▸ ENTRIES PROVIDED:
>>
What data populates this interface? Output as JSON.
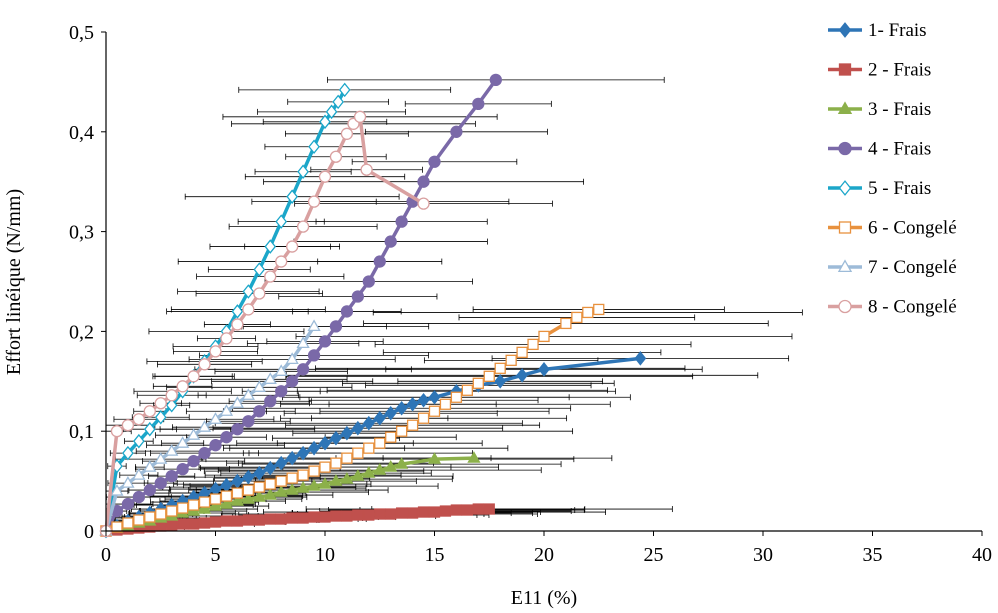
{
  "chart_data": {
    "type": "line",
    "title": "",
    "xlabel": "E11 (%)",
    "ylabel": "Effort linéique (N/mm)",
    "xlim": [
      0,
      40
    ],
    "ylim": [
      0,
      0.5
    ],
    "xticks": [
      {
        "v": 0,
        "label": "0"
      },
      {
        "v": 5,
        "label": "5"
      },
      {
        "v": 10,
        "label": "10"
      },
      {
        "v": 15,
        "label": "15"
      },
      {
        "v": 20,
        "label": "20"
      },
      {
        "v": 25,
        "label": "25"
      },
      {
        "v": 30,
        "label": "30"
      },
      {
        "v": 35,
        "label": "35"
      },
      {
        "v": 40,
        "label": "40"
      }
    ],
    "yticks": [
      {
        "v": 0,
        "label": "0"
      },
      {
        "v": 0.1,
        "label": "0,1"
      },
      {
        "v": 0.2,
        "label": "0,2"
      },
      {
        "v": 0.3,
        "label": "0,3"
      },
      {
        "v": 0.4,
        "label": "0,4"
      },
      {
        "v": 0.5,
        "label": "0,5"
      }
    ],
    "grid": false,
    "legend_position": "right",
    "series": [
      {
        "name": "1- Frais",
        "color": "#2e75b6",
        "marker": "diamond",
        "filled": true,
        "x": [
          0,
          0.5,
          1,
          1.5,
          2,
          2.5,
          3,
          3.5,
          4,
          4.5,
          5,
          5.5,
          6,
          6.5,
          7,
          7.5,
          8,
          8.5,
          9,
          9.5,
          10,
          10.5,
          11,
          11.5,
          12,
          12.5,
          13,
          13.5,
          14,
          14.5,
          15,
          16,
          17,
          18,
          19,
          20,
          24.4
        ],
        "y": [
          0,
          0.005,
          0.01,
          0.014,
          0.018,
          0.022,
          0.026,
          0.03,
          0.034,
          0.038,
          0.042,
          0.046,
          0.05,
          0.054,
          0.058,
          0.063,
          0.068,
          0.073,
          0.078,
          0.083,
          0.088,
          0.093,
          0.098,
          0.103,
          0.108,
          0.113,
          0.118,
          0.123,
          0.127,
          0.131,
          0.134,
          0.14,
          0.146,
          0.15,
          0.156,
          0.162,
          0.173
        ]
      },
      {
        "name": "2 - Frais",
        "color": "#c0504d",
        "marker": "square",
        "filled": true,
        "x": [
          0,
          0.5,
          1,
          1.5,
          2,
          2.5,
          3,
          3.5,
          4,
          4.5,
          5,
          5.5,
          6,
          6.5,
          7,
          7.5,
          8,
          8.5,
          9,
          9.5,
          10,
          10.5,
          11,
          11.5,
          12,
          12.5,
          13,
          13.5,
          14,
          14.5,
          15,
          15.5,
          16,
          16.5,
          17,
          17.5
        ],
        "y": [
          0,
          0.001,
          0.002,
          0.003,
          0.004,
          0.005,
          0.006,
          0.007,
          0.007,
          0.008,
          0.009,
          0.01,
          0.01,
          0.011,
          0.011,
          0.012,
          0.012,
          0.013,
          0.013,
          0.014,
          0.014,
          0.015,
          0.015,
          0.016,
          0.016,
          0.017,
          0.017,
          0.018,
          0.018,
          0.019,
          0.019,
          0.02,
          0.021,
          0.021,
          0.022,
          0.022
        ]
      },
      {
        "name": "3 - Frais",
        "color": "#8cb04a",
        "marker": "triangle",
        "filled": true,
        "x": [
          0,
          0.5,
          1,
          1.5,
          2,
          2.5,
          3,
          3.5,
          4,
          4.5,
          5,
          5.5,
          6,
          6.5,
          7,
          7.5,
          8,
          8.5,
          9,
          9.5,
          10,
          10.5,
          11,
          11.5,
          12,
          12.5,
          13,
          13.5,
          15,
          16.8
        ],
        "y": [
          0,
          0.003,
          0.005,
          0.008,
          0.01,
          0.013,
          0.015,
          0.018,
          0.02,
          0.022,
          0.025,
          0.027,
          0.03,
          0.032,
          0.034,
          0.036,
          0.039,
          0.041,
          0.043,
          0.045,
          0.047,
          0.05,
          0.052,
          0.055,
          0.058,
          0.061,
          0.064,
          0.067,
          0.072,
          0.073
        ]
      },
      {
        "name": "4 - Frais",
        "color": "#7a69a8",
        "marker": "circle",
        "filled": true,
        "x": [
          0,
          0.5,
          1,
          1.5,
          2,
          2.5,
          3,
          3.5,
          4,
          4.5,
          5,
          5.5,
          6,
          6.5,
          7,
          7.5,
          8,
          8.5,
          9,
          9.5,
          10,
          10.5,
          11,
          11.5,
          12,
          12.5,
          13,
          13.5,
          14,
          14.5,
          15,
          16,
          17,
          17.8
        ],
        "y": [
          0,
          0.02,
          0.027,
          0.034,
          0.041,
          0.048,
          0.055,
          0.062,
          0.07,
          0.078,
          0.086,
          0.094,
          0.102,
          0.11,
          0.12,
          0.13,
          0.14,
          0.15,
          0.162,
          0.176,
          0.19,
          0.205,
          0.22,
          0.235,
          0.25,
          0.27,
          0.29,
          0.31,
          0.33,
          0.35,
          0.37,
          0.4,
          0.428,
          0.452
        ]
      },
      {
        "name": "5 - Frais",
        "color": "#1ba6c9",
        "marker": "diamond",
        "filled": false,
        "x": [
          0,
          0.5,
          1,
          1.5,
          2,
          2.5,
          3,
          3.5,
          4,
          4.5,
          5,
          5.5,
          6,
          6.5,
          7,
          7.5,
          8,
          8.5,
          9,
          9.5,
          10,
          10.3,
          10.6,
          10.9
        ],
        "y": [
          0,
          0.065,
          0.078,
          0.09,
          0.102,
          0.114,
          0.126,
          0.14,
          0.155,
          0.17,
          0.185,
          0.2,
          0.22,
          0.24,
          0.262,
          0.285,
          0.31,
          0.335,
          0.36,
          0.385,
          0.41,
          0.42,
          0.43,
          0.442
        ]
      },
      {
        "name": "6 - Congelé",
        "color": "#e8913e",
        "marker": "square",
        "filled": false,
        "x": [
          0,
          0.5,
          1,
          1.5,
          2,
          2.5,
          3,
          3.5,
          4,
          4.5,
          5,
          5.5,
          6,
          6.5,
          7,
          7.5,
          8,
          8.5,
          9,
          9.5,
          10,
          10.5,
          11,
          11.5,
          12,
          12.5,
          13,
          13.5,
          14,
          14.5,
          15,
          15.5,
          16,
          16.5,
          17,
          17.5,
          18,
          18.5,
          19,
          19.5,
          20,
          21,
          21.5,
          22,
          22.5
        ],
        "y": [
          0,
          0.004,
          0.008,
          0.011,
          0.014,
          0.017,
          0.02,
          0.023,
          0.026,
          0.029,
          0.032,
          0.035,
          0.038,
          0.041,
          0.044,
          0.047,
          0.05,
          0.053,
          0.056,
          0.06,
          0.064,
          0.068,
          0.073,
          0.078,
          0.083,
          0.088,
          0.094,
          0.1,
          0.106,
          0.113,
          0.12,
          0.127,
          0.134,
          0.141,
          0.148,
          0.155,
          0.163,
          0.171,
          0.179,
          0.187,
          0.195,
          0.208,
          0.214,
          0.219,
          0.222
        ]
      },
      {
        "name": "7 - Congelé",
        "color": "#9dbbd8",
        "marker": "triangle",
        "filled": false,
        "x": [
          0,
          0.5,
          1,
          1.5,
          2,
          2.5,
          3,
          3.5,
          4,
          4.5,
          5,
          5.5,
          6,
          6.5,
          7,
          7.5,
          8,
          8.5,
          9,
          9.5
        ],
        "y": [
          0,
          0.04,
          0.048,
          0.056,
          0.064,
          0.072,
          0.08,
          0.088,
          0.096,
          0.104,
          0.112,
          0.12,
          0.128,
          0.136,
          0.144,
          0.152,
          0.16,
          0.172,
          0.188,
          0.205
        ]
      },
      {
        "name": "8 - Congelé",
        "color": "#d9a0a0",
        "marker": "circle",
        "filled": false,
        "x": [
          0,
          0.5,
          1,
          1.5,
          2,
          2.5,
          3,
          3.5,
          4,
          4.5,
          5,
          5.5,
          6,
          6.5,
          7,
          7.5,
          8,
          8.5,
          9,
          9.5,
          10,
          10.5,
          11,
          11.3,
          11.6,
          11.9,
          14.5
        ],
        "y": [
          0,
          0.1,
          0.106,
          0.112,
          0.12,
          0.128,
          0.136,
          0.145,
          0.155,
          0.167,
          0.18,
          0.193,
          0.207,
          0.222,
          0.238,
          0.255,
          0.27,
          0.285,
          0.305,
          0.33,
          0.355,
          0.375,
          0.398,
          0.408,
          0.415,
          0.362,
          0.328
        ]
      }
    ]
  }
}
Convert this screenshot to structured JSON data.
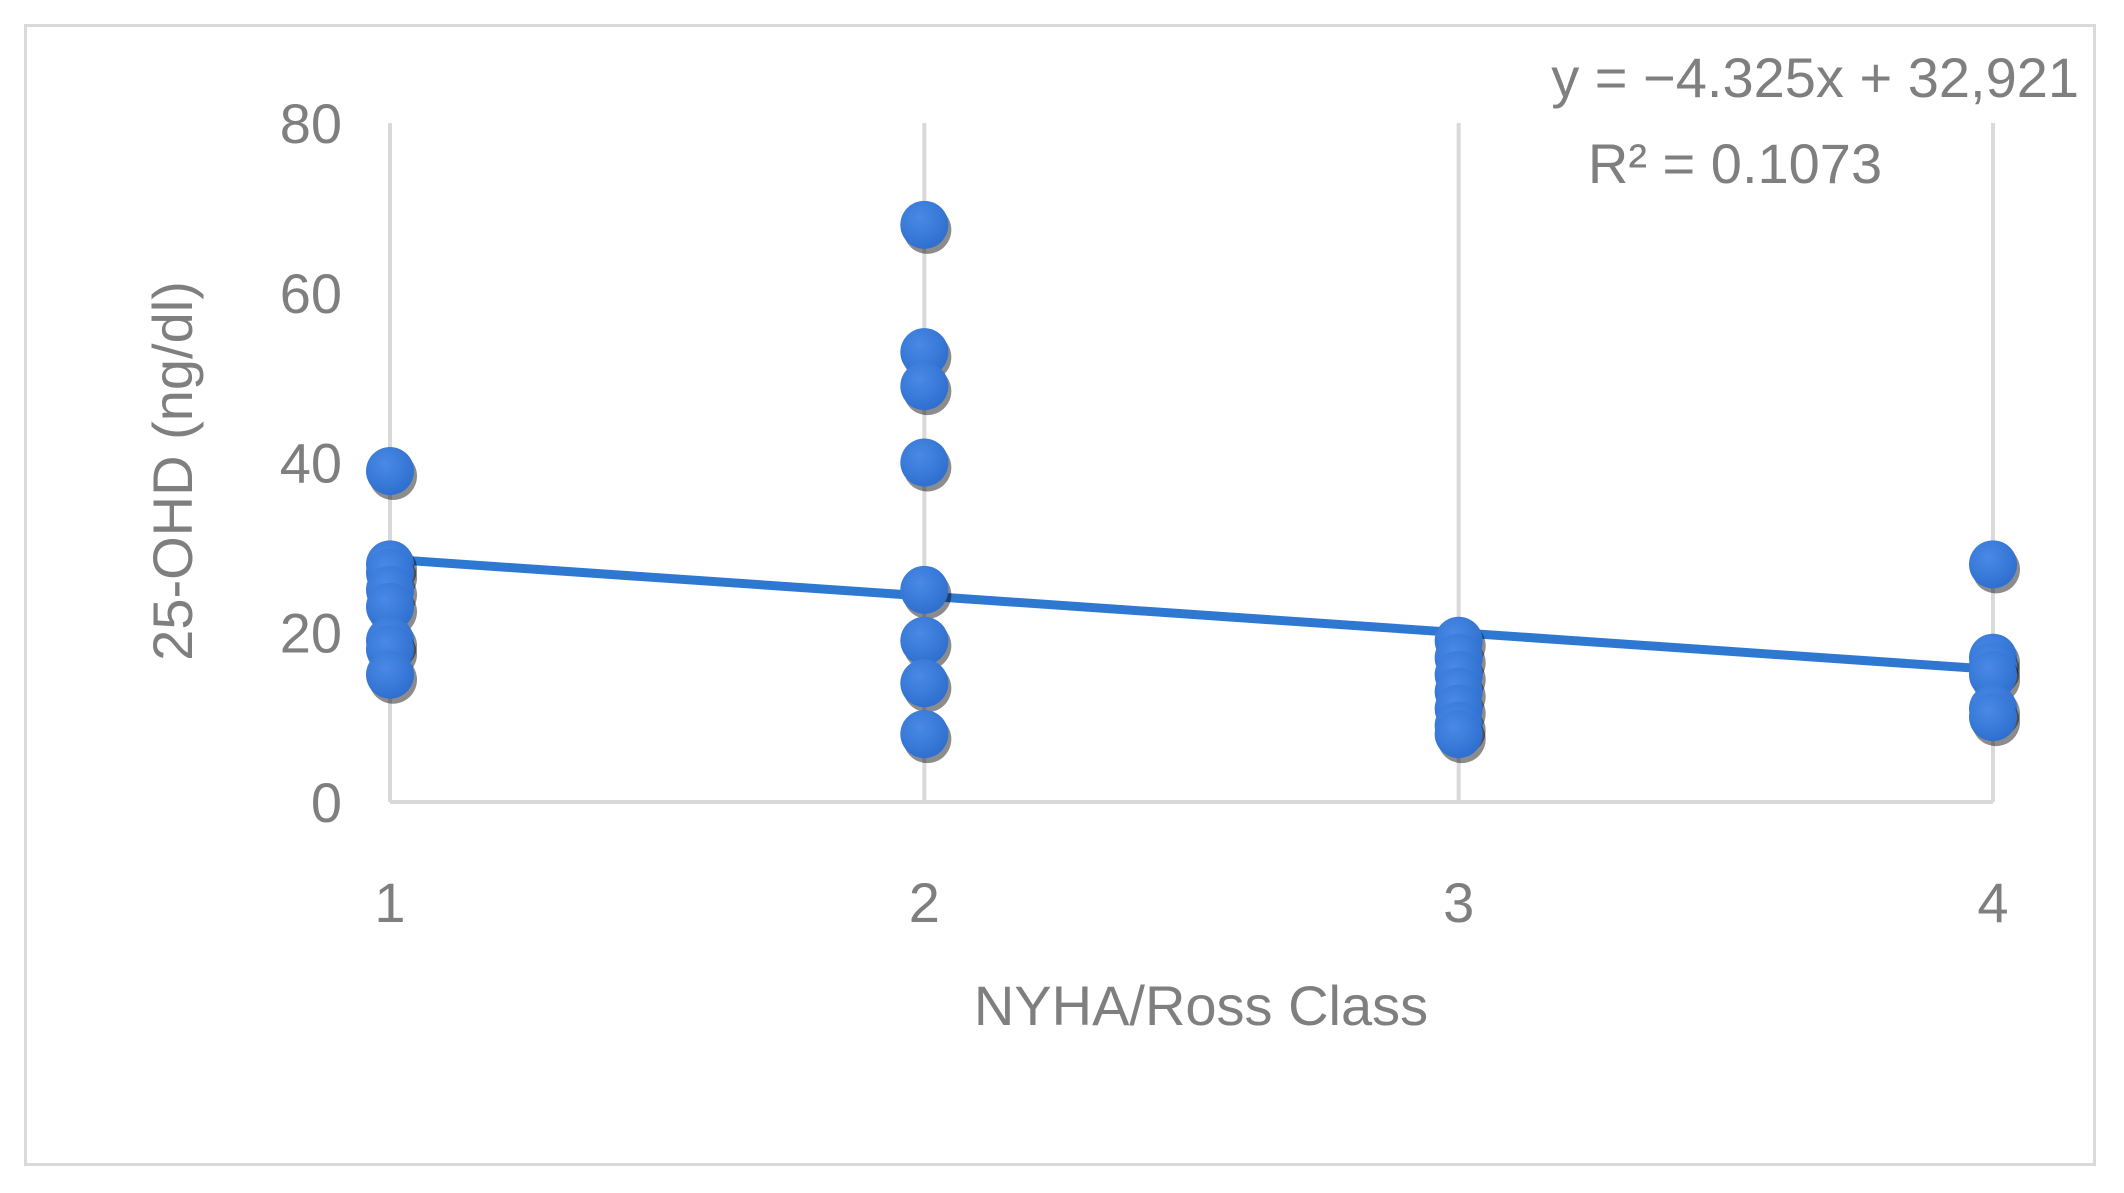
<<
▸ EXERCISE DETAILS: Tell how many lines of the records above hold the string "this". Give no other text.

▸ EXERCISE ANSWER: 2